SET TASK: Copy the records verbatim, from the start through the line containing "rsi-tick: 80 — [482, 591, 488, 597]", with both ends included.

[start]

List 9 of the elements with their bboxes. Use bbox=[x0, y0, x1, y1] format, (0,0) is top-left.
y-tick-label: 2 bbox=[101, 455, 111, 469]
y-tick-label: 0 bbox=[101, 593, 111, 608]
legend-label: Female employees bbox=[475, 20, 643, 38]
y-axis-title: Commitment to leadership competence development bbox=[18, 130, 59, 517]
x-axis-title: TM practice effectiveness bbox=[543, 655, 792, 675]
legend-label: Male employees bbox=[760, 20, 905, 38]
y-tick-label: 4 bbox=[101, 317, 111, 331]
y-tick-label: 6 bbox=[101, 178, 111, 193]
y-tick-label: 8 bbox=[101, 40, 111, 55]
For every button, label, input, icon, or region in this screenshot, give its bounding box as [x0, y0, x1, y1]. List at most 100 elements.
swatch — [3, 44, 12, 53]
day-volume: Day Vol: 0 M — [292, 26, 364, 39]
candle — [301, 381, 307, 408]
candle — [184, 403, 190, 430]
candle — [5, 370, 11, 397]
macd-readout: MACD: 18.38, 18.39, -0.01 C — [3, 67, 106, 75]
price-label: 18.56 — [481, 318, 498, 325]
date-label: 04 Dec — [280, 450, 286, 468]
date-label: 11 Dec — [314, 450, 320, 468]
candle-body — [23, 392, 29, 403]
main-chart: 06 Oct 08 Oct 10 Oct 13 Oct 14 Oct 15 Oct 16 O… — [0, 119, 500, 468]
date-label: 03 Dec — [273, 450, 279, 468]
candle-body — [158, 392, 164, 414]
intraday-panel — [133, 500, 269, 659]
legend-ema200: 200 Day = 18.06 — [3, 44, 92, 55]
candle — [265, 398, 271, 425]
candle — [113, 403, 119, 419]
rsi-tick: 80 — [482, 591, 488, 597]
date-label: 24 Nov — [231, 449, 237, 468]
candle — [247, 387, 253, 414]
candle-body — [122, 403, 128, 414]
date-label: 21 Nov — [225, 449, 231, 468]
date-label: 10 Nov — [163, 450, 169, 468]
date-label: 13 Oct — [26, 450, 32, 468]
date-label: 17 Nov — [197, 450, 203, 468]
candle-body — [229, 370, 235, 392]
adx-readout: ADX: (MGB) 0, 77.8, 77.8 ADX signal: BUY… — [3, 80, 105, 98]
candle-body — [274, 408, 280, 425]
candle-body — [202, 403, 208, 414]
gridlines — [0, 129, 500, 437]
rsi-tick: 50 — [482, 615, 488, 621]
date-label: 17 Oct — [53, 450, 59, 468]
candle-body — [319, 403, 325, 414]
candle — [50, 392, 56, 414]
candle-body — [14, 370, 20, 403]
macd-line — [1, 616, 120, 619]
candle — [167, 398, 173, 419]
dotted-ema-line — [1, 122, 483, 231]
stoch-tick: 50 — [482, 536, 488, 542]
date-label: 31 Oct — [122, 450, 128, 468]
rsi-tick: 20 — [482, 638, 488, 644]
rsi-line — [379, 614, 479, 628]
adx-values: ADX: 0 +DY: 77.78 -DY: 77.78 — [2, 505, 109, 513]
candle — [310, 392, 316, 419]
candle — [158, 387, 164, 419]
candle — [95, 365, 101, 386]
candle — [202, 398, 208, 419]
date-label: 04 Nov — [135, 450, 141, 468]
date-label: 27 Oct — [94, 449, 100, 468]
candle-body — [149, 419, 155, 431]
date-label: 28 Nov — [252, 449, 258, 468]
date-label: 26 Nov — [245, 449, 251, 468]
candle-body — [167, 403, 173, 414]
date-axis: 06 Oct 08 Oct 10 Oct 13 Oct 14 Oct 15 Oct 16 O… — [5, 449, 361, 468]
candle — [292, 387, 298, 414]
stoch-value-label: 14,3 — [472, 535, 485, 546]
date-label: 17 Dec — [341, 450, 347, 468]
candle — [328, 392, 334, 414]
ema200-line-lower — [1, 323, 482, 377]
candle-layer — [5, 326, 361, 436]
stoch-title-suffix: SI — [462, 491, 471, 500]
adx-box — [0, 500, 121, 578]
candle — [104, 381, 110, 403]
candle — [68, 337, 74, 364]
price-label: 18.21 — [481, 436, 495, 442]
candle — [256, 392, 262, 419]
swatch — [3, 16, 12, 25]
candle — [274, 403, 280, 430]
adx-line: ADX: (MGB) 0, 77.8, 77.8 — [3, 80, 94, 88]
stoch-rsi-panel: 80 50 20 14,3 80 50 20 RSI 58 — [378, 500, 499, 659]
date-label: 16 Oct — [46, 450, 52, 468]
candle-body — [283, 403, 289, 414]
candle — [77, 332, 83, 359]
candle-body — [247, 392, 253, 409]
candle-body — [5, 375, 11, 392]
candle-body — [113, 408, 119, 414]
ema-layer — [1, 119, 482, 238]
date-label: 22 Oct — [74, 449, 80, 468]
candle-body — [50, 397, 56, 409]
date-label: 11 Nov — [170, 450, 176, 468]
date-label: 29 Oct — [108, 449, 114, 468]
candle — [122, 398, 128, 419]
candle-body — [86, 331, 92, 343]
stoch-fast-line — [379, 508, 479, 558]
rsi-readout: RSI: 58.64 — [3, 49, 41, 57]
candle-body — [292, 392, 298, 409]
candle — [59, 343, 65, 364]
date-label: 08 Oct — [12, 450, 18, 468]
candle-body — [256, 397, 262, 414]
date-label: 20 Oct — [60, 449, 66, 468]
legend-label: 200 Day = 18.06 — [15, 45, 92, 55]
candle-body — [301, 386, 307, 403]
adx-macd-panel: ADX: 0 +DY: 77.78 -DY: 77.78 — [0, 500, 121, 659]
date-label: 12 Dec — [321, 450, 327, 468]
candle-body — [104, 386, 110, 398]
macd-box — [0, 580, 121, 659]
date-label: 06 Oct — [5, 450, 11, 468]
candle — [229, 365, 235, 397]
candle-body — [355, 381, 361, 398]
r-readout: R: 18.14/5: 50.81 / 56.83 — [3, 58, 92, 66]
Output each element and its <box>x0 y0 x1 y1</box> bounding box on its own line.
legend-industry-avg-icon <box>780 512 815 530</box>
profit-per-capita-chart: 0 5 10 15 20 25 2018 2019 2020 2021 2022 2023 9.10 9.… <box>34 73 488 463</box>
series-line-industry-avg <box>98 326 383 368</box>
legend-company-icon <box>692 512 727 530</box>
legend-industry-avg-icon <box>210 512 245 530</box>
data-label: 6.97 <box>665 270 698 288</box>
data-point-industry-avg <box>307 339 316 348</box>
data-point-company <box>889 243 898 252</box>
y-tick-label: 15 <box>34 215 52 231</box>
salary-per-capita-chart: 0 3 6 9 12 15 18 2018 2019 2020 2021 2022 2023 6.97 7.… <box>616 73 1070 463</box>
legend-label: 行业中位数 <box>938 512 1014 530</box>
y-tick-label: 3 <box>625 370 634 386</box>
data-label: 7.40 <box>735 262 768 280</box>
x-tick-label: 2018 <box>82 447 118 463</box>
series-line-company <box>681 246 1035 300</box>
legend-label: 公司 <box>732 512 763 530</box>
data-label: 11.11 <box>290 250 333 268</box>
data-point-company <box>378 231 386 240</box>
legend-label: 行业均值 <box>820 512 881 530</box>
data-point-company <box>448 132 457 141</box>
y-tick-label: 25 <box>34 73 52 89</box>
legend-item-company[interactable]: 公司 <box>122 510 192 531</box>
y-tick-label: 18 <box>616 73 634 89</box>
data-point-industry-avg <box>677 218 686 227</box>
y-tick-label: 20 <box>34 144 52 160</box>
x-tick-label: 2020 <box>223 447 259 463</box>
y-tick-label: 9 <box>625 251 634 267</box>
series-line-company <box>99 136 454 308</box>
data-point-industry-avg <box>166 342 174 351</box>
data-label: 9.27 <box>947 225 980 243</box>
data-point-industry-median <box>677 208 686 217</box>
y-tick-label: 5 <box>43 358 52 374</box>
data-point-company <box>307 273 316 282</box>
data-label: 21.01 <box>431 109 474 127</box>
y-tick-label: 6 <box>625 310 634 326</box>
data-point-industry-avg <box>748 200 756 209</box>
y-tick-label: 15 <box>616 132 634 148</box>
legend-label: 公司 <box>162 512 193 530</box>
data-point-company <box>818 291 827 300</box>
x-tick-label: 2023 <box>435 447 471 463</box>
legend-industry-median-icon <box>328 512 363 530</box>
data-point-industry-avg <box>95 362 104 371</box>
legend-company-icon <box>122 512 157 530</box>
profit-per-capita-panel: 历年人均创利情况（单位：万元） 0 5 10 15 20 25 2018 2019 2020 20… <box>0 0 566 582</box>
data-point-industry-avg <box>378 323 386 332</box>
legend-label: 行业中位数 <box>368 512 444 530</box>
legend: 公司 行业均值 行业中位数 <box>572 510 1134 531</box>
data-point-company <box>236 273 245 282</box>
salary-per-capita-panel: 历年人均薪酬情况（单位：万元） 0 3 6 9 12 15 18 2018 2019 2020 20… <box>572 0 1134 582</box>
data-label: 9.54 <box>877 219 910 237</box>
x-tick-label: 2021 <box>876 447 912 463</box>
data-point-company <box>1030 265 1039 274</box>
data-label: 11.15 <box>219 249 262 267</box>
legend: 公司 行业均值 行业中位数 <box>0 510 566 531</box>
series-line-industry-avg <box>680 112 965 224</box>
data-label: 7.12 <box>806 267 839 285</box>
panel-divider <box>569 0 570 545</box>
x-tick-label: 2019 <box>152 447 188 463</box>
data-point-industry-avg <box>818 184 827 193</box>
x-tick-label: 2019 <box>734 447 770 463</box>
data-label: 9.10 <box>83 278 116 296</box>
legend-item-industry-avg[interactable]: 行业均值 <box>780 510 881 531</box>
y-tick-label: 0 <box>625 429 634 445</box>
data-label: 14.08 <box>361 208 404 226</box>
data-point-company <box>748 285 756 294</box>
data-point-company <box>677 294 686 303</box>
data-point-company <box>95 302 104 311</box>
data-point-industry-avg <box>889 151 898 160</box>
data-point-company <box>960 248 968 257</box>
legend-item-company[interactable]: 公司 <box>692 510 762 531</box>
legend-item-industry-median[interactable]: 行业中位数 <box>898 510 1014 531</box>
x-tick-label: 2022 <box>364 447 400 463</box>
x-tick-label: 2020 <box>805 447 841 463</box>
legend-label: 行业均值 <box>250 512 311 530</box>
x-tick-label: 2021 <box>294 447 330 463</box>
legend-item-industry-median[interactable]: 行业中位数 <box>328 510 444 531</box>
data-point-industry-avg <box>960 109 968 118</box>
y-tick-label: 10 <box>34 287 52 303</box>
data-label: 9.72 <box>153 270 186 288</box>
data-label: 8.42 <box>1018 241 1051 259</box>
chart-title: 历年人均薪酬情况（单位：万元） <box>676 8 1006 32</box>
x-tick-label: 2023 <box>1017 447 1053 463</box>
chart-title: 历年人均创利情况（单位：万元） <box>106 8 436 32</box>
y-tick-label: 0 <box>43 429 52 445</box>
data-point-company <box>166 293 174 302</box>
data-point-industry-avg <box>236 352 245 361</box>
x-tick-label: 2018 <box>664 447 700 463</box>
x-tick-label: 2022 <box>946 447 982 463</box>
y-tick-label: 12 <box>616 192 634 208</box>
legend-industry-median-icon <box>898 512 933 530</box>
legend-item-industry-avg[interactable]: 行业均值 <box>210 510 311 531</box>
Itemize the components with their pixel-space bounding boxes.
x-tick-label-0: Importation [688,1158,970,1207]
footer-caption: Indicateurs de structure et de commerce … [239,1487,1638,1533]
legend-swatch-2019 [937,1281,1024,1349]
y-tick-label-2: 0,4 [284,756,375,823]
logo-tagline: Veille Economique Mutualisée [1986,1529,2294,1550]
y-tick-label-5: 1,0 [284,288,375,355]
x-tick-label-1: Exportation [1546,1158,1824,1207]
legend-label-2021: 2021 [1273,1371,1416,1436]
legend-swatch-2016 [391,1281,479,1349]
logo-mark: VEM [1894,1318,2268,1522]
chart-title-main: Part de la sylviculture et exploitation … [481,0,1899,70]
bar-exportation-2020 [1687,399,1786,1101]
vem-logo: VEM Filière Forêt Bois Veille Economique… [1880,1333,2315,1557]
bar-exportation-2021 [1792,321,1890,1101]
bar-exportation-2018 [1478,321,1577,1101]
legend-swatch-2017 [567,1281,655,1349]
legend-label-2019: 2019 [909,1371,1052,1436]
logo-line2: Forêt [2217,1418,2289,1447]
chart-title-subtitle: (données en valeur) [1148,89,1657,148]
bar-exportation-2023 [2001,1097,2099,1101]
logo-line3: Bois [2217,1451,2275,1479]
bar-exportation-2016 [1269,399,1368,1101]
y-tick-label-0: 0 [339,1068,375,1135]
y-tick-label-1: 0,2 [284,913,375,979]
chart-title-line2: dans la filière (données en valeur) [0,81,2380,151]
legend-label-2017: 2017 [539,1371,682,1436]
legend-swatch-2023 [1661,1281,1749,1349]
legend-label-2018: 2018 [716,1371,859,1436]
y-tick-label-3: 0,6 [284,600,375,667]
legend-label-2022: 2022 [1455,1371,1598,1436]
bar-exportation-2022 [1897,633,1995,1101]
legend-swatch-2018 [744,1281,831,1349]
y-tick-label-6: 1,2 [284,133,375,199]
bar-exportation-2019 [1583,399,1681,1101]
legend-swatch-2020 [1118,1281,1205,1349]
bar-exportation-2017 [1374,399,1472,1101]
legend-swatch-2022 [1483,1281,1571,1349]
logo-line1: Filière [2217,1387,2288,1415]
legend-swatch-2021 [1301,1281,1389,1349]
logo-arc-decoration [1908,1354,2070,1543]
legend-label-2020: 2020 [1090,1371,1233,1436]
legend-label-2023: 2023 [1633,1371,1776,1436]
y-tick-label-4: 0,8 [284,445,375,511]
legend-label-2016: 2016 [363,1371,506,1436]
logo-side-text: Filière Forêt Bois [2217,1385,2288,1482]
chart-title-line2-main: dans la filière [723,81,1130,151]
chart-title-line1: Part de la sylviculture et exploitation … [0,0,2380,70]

[end]

WRITTEN REPLY:
List 9 of the elements with their bboxes. Use bbox=[x0, y0, x1, y1] format, (0,0) is top-left.
y-tick-label: 2 bbox=[101, 455, 111, 469]
y-tick-label: 0 bbox=[101, 593, 111, 608]
legend-label: Female employees bbox=[475, 20, 643, 38]
y-axis-title: Commitment to leadership competence development bbox=[18, 130, 59, 517]
x-axis-title: TM practice effectiveness bbox=[543, 655, 792, 675]
legend-label: Male employees bbox=[760, 20, 905, 38]
y-tick-label: 4 bbox=[101, 317, 111, 331]
y-tick-label: 6 bbox=[101, 178, 111, 193]
y-tick-label: 8 bbox=[101, 40, 111, 55]
For every button, label, input, icon, or region in this screenshot, give its bounding box as [x0, y0, x1, y1]. List at most 100 elements.
swatch — [3, 44, 12, 53]
day-volume: Day Vol: 0 M — [292, 26, 364, 39]
candle — [301, 381, 307, 408]
candle — [184, 403, 190, 430]
candle — [5, 370, 11, 397]
macd-readout: MACD: 18.38, 18.39, -0.01 C — [3, 67, 106, 75]
price-label: 18.56 — [481, 318, 498, 325]
date-label: 04 Dec — [280, 450, 286, 468]
date-label: 11 Dec — [314, 450, 320, 468]
candle-body — [23, 392, 29, 403]
main-chart: 06 Oct 08 Oct 10 Oct 13 Oct 14 Oct 15 Oct 16 O… — [0, 119, 500, 468]
date-label: 03 Dec — [273, 450, 279, 468]
candle-body — [158, 392, 164, 414]
intraday-panel — [133, 500, 269, 659]
legend-ema200: 200 Day = 18.06 — [3, 44, 92, 55]
candle — [265, 398, 271, 425]
candle — [113, 403, 119, 419]
rsi-tick: 80 — [482, 591, 488, 597]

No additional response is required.